→ Data excerpts
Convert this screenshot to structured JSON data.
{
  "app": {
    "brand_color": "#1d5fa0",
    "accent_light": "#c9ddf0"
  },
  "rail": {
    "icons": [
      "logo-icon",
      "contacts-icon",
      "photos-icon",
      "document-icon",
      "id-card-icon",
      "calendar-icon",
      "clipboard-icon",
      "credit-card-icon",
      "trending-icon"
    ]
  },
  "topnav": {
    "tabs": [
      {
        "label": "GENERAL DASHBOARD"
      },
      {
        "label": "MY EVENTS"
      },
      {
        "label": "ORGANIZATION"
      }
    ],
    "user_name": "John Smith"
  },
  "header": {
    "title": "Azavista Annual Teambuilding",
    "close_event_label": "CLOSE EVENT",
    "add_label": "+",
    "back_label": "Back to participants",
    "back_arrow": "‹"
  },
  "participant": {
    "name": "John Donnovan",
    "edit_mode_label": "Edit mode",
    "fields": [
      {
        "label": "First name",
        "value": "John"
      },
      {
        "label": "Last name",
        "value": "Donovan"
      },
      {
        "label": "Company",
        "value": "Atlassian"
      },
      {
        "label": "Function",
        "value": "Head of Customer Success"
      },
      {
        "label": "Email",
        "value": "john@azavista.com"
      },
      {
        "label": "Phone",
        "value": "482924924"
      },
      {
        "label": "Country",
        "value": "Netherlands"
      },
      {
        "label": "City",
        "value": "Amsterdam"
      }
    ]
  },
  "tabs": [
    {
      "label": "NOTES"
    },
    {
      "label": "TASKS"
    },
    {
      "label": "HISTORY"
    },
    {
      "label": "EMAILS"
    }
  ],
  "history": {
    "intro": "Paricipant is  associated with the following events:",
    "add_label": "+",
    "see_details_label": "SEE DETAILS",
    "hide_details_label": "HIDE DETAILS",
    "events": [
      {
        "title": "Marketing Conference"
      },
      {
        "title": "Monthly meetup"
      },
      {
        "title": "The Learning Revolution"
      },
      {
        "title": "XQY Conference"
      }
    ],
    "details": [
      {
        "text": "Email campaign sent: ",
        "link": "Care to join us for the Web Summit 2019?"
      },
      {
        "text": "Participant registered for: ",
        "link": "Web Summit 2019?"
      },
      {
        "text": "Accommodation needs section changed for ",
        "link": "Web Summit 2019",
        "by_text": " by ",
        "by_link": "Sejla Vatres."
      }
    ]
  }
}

→ Description of the task
Set down the entries verbatim, leaving none out.

→ Written response
Convert this screenshot to structured JSON data.
{
  "app": {
    "brand_color": "#1d5fa0",
    "accent_light": "#c9ddf0"
  },
  "rail": {
    "icons": [
      "logo-icon",
      "contacts-icon",
      "photos-icon",
      "document-icon",
      "id-card-icon",
      "calendar-icon",
      "clipboard-icon",
      "credit-card-icon",
      "trending-icon"
    ]
  },
  "topnav": {
    "tabs": [
      {
        "label": "GENERAL DASHBOARD"
      },
      {
        "label": "MY EVENTS"
      },
      {
        "label": "ORGANIZATION"
      }
    ],
    "user_name": "John Smith"
  },
  "header": {
    "title": "Azavista Annual Teambuilding",
    "close_event_label": "CLOSE EVENT",
    "add_label": "+",
    "back_label": "Back to participants",
    "back_arrow": "‹"
  },
  "participant": {
    "name": "John Donnovan",
    "edit_mode_label": "Edit mode",
    "fields": [
      {
        "label": "First name",
        "value": "John"
      },
      {
        "label": "Last name",
        "value": "Donovan"
      },
      {
        "label": "Company",
        "value": "Atlassian"
      },
      {
        "label": "Function",
        "value": "Head of Customer Success"
      },
      {
        "label": "Email",
        "value": "john@azavista.com"
      },
      {
        "label": "Phone",
        "value": "482924924"
      },
      {
        "label": "Country",
        "value": "Netherlands"
      },
      {
        "label": "City",
        "value": "Amsterdam"
      }
    ]
  },
  "tabs": [
    {
      "label": "NOTES"
    },
    {
      "label": "TASKS"
    },
    {
      "label": "HISTORY"
    },
    {
      "label": "EMAILS"
    }
  ],
  "history": {
    "intro": "Paricipant is  associated with the following events:",
    "add_label": "+",
    "see_details_label": "SEE DETAILS",
    "hide_details_label": "HIDE DETAILS",
    "events": [
      {
        "title": "Marketing Conference"
      },
      {
        "title": "Monthly meetup"
      },
      {
        "title": "The Learning Revolution"
      },
      {
        "title": "XQY Conference"
      }
    ],
    "details": [
      {
        "text": "Email campaign sent: ",
        "link": "Care to join us for the Web Summit 2019?"
      },
      {
        "text": "Participant registered for: ",
        "link": "Web Summit 2019?"
      },
      {
        "text": "Accommodation needs section changed for ",
        "link": "Web Summit 2019",
        "by_text": " by ",
        "by_link": "Sejla Vatres."
      }
    ]
  }
}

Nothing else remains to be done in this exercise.